_The request_
Transcribe every entry word for word. Skip the pictures.

_Data lines_
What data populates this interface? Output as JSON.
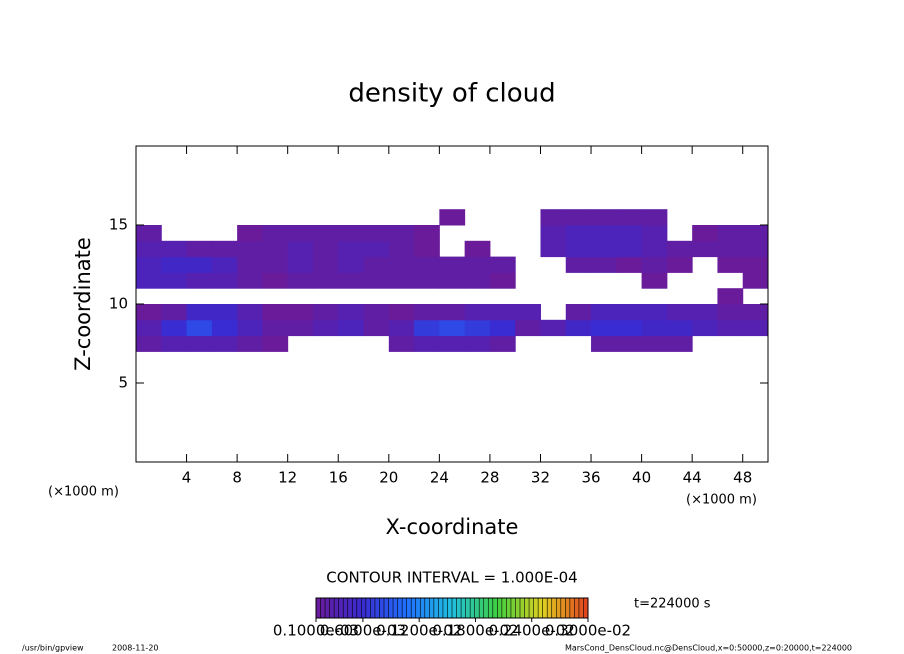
{
  "chart_data": {
    "type": "contour",
    "title": "density of cloud",
    "x_label": "X-coordinate",
    "y_label": "Z-coordinate",
    "x_unit": "(×1000 m)",
    "y_unit": "(×1000 m)",
    "xlim": [
      0,
      50
    ],
    "ylim": [
      0,
      20
    ],
    "xticks": [
      4,
      8,
      12,
      16,
      20,
      24,
      28,
      32,
      36,
      40,
      44,
      48
    ],
    "yticks": [
      5,
      10,
      15
    ],
    "x": [
      1,
      3,
      5,
      7,
      9,
      11,
      13,
      15,
      17,
      19,
      21,
      23,
      25,
      27,
      29,
      31,
      33,
      35,
      37,
      39,
      41,
      43,
      45,
      47,
      49
    ],
    "y": [
      7.5,
      8.5,
      9.5,
      10.5,
      11.5,
      12.5,
      13.5,
      14.5,
      15.5
    ],
    "values": [
      [
        0.0002,
        0.0003,
        0.0003,
        0.0003,
        0.0002,
        0.0001,
        null,
        null,
        null,
        null,
        0.0002,
        0.0003,
        0.0003,
        0.0003,
        0.0002,
        null,
        null,
        null,
        0.0002,
        0.0002,
        0.0002,
        0.0002,
        null,
        null,
        null
      ],
      [
        0.0003,
        0.0006,
        0.0008,
        0.0006,
        0.0004,
        0.0002,
        0.0002,
        0.0003,
        0.0004,
        0.0002,
        0.0003,
        0.0007,
        0.0008,
        0.0007,
        0.0006,
        0.0002,
        0.0003,
        0.0005,
        0.0006,
        0.0006,
        0.0005,
        0.0005,
        0.0004,
        0.0003,
        0.0003
      ],
      [
        0.0001,
        0.0002,
        0.0005,
        0.0005,
        0.0003,
        0.0001,
        0.0001,
        0.0002,
        0.0003,
        0.0002,
        0.0001,
        0.0002,
        0.0002,
        0.0003,
        0.0003,
        0.0003,
        null,
        0.0002,
        0.0004,
        0.0004,
        0.0004,
        0.0003,
        0.0003,
        0.0002,
        0.0002
      ],
      [
        null,
        null,
        null,
        null,
        null,
        null,
        null,
        null,
        null,
        null,
        null,
        null,
        null,
        null,
        null,
        null,
        null,
        null,
        null,
        null,
        null,
        null,
        null,
        0.0001,
        null
      ],
      [
        0.0004,
        0.0004,
        0.0003,
        0.0003,
        0.0002,
        0.0001,
        0.0002,
        0.0002,
        0.0002,
        0.0002,
        0.0002,
        0.0002,
        0.0002,
        0.0002,
        0.0001,
        null,
        null,
        null,
        null,
        null,
        0.0001,
        null,
        null,
        null,
        0.0001
      ],
      [
        0.0004,
        0.0005,
        0.0005,
        0.0004,
        0.0002,
        0.0002,
        0.0003,
        0.0002,
        0.0003,
        0.0002,
        0.0002,
        0.0002,
        0.0002,
        0.0002,
        0.0002,
        null,
        null,
        0.0002,
        0.0002,
        0.0001,
        0.0002,
        0.0001,
        null,
        0.0001,
        0.0001
      ],
      [
        0.0003,
        0.0003,
        0.0002,
        0.0002,
        0.0002,
        0.0002,
        0.0003,
        0.0002,
        0.0003,
        0.0003,
        0.0002,
        0.0001,
        null,
        0.0001,
        null,
        null,
        0.0003,
        0.0004,
        0.0004,
        0.0004,
        0.0003,
        0.0002,
        0.0002,
        0.0002,
        0.0002
      ],
      [
        0.0002,
        null,
        null,
        null,
        0.0001,
        0.0002,
        0.0002,
        0.0002,
        0.0002,
        0.0002,
        0.0002,
        0.0001,
        null,
        null,
        null,
        null,
        0.0003,
        0.0004,
        0.0004,
        0.0004,
        0.0003,
        null,
        0.0001,
        0.0002,
        0.0002
      ],
      [
        null,
        null,
        null,
        null,
        null,
        null,
        null,
        null,
        null,
        null,
        null,
        null,
        0.0001,
        null,
        null,
        null,
        0.0002,
        0.0002,
        0.0002,
        0.0002,
        0.0002,
        null,
        null,
        null,
        null
      ]
    ],
    "colors": [
      "#6a1b9a",
      "#3a2ad0",
      "#2070ff",
      "#20c0e0",
      "#40d040",
      "#e0d020",
      "#e04020"
    ],
    "colorbar_ticks": [
      {
        "value": 0.0001,
        "label": "0.1000e-03"
      },
      {
        "value": 0.0006,
        "label": "0.6000e-03"
      },
      {
        "value": 0.0012,
        "label": "0.1200e-02"
      },
      {
        "value": 0.0018,
        "label": "0.1800e-02"
      },
      {
        "value": 0.0024,
        "label": "0.2400e-02"
      },
      {
        "value": 0.003,
        "label": "0.3000e-02"
      }
    ],
    "contour_interval": "CONTOUR INTERVAL = 1.000E-04",
    "time": "t=224000 s",
    "program": "/usr/bin/gpview",
    "date": "2008-11-20",
    "source": "MarsCond_DensCloud.nc@DensCloud,x=0:50000,z=0:20000,t=224000"
  }
}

_Correct result_
What data populates this interface? Output as JSON.
{
  "chart_data": {
    "type": "contour",
    "title": "density of cloud",
    "x_label": "X-coordinate",
    "y_label": "Z-coordinate",
    "x_unit": "(×1000 m)",
    "y_unit": "(×1000 m)",
    "xlim": [
      0,
      50
    ],
    "ylim": [
      0,
      20
    ],
    "xticks": [
      4,
      8,
      12,
      16,
      20,
      24,
      28,
      32,
      36,
      40,
      44,
      48
    ],
    "yticks": [
      5,
      10,
      15
    ],
    "x": [
      1,
      3,
      5,
      7,
      9,
      11,
      13,
      15,
      17,
      19,
      21,
      23,
      25,
      27,
      29,
      31,
      33,
      35,
      37,
      39,
      41,
      43,
      45,
      47,
      49
    ],
    "y": [
      7.5,
      8.5,
      9.5,
      10.5,
      11.5,
      12.5,
      13.5,
      14.5,
      15.5
    ],
    "values": [
      [
        0.0002,
        0.0003,
        0.0003,
        0.0003,
        0.0002,
        0.0001,
        null,
        null,
        null,
        null,
        0.0002,
        0.0003,
        0.0003,
        0.0003,
        0.0002,
        null,
        null,
        null,
        0.0002,
        0.0002,
        0.0002,
        0.0002,
        null,
        null,
        null
      ],
      [
        0.0003,
        0.0006,
        0.0008,
        0.0006,
        0.0004,
        0.0002,
        0.0002,
        0.0003,
        0.0004,
        0.0002,
        0.0003,
        0.0007,
        0.0008,
        0.0007,
        0.0006,
        0.0002,
        0.0003,
        0.0005,
        0.0006,
        0.0006,
        0.0005,
        0.0005,
        0.0004,
        0.0003,
        0.0003
      ],
      [
        0.0001,
        0.0002,
        0.0005,
        0.0005,
        0.0003,
        0.0001,
        0.0001,
        0.0002,
        0.0003,
        0.0002,
        0.0001,
        0.0002,
        0.0002,
        0.0003,
        0.0003,
        0.0003,
        null,
        0.0002,
        0.0004,
        0.0004,
        0.0004,
        0.0003,
        0.0003,
        0.0002,
        0.0002
      ],
      [
        null,
        null,
        null,
        null,
        null,
        null,
        null,
        null,
        null,
        null,
        null,
        null,
        null,
        null,
        null,
        null,
        null,
        null,
        null,
        null,
        null,
        null,
        null,
        0.0001,
        null
      ],
      [
        0.0004,
        0.0004,
        0.0003,
        0.0003,
        0.0002,
        0.0001,
        0.0002,
        0.0002,
        0.0002,
        0.0002,
        0.0002,
        0.0002,
        0.0002,
        0.0002,
        0.0001,
        null,
        null,
        null,
        null,
        null,
        0.0001,
        null,
        null,
        null,
        0.0001
      ],
      [
        0.0004,
        0.0005,
        0.0005,
        0.0004,
        0.0002,
        0.0002,
        0.0003,
        0.0002,
        0.0003,
        0.0002,
        0.0002,
        0.0002,
        0.0002,
        0.0002,
        0.0002,
        null,
        null,
        0.0002,
        0.0002,
        0.0001,
        0.0002,
        0.0001,
        null,
        0.0001,
        0.0001
      ],
      [
        0.0003,
        0.0003,
        0.0002,
        0.0002,
        0.0002,
        0.0002,
        0.0003,
        0.0002,
        0.0003,
        0.0003,
        0.0002,
        0.0001,
        null,
        0.0001,
        null,
        null,
        0.0003,
        0.0004,
        0.0004,
        0.0004,
        0.0003,
        0.0002,
        0.0002,
        0.0002,
        0.0002
      ],
      [
        0.0002,
        null,
        null,
        null,
        0.0001,
        0.0002,
        0.0002,
        0.0002,
        0.0002,
        0.0002,
        0.0002,
        0.0001,
        null,
        null,
        null,
        null,
        0.0003,
        0.0004,
        0.0004,
        0.0004,
        0.0003,
        null,
        0.0001,
        0.0002,
        0.0002
      ],
      [
        null,
        null,
        null,
        null,
        null,
        null,
        null,
        null,
        null,
        null,
        null,
        null,
        0.0001,
        null,
        null,
        null,
        0.0002,
        0.0002,
        0.0002,
        0.0002,
        0.0002,
        null,
        null,
        null,
        null
      ]
    ],
    "colors": [
      "#6a1b9a",
      "#3a2ad0",
      "#2070ff",
      "#20c0e0",
      "#40d040",
      "#e0d020",
      "#e04020"
    ],
    "colorbar_ticks": [
      {
        "value": 0.0001,
        "label": "0.1000e-03"
      },
      {
        "value": 0.0006,
        "label": "0.6000e-03"
      },
      {
        "value": 0.0012,
        "label": "0.1200e-02"
      },
      {
        "value": 0.0018,
        "label": "0.1800e-02"
      },
      {
        "value": 0.0024,
        "label": "0.2400e-02"
      },
      {
        "value": 0.003,
        "label": "0.3000e-02"
      }
    ],
    "contour_interval": "CONTOUR INTERVAL = 1.000E-04",
    "time": "t=224000 s",
    "program": "/usr/bin/gpview",
    "date": "2008-11-20",
    "source": "MarsCond_DensCloud.nc@DensCloud,x=0:50000,z=0:20000,t=224000"
  }
}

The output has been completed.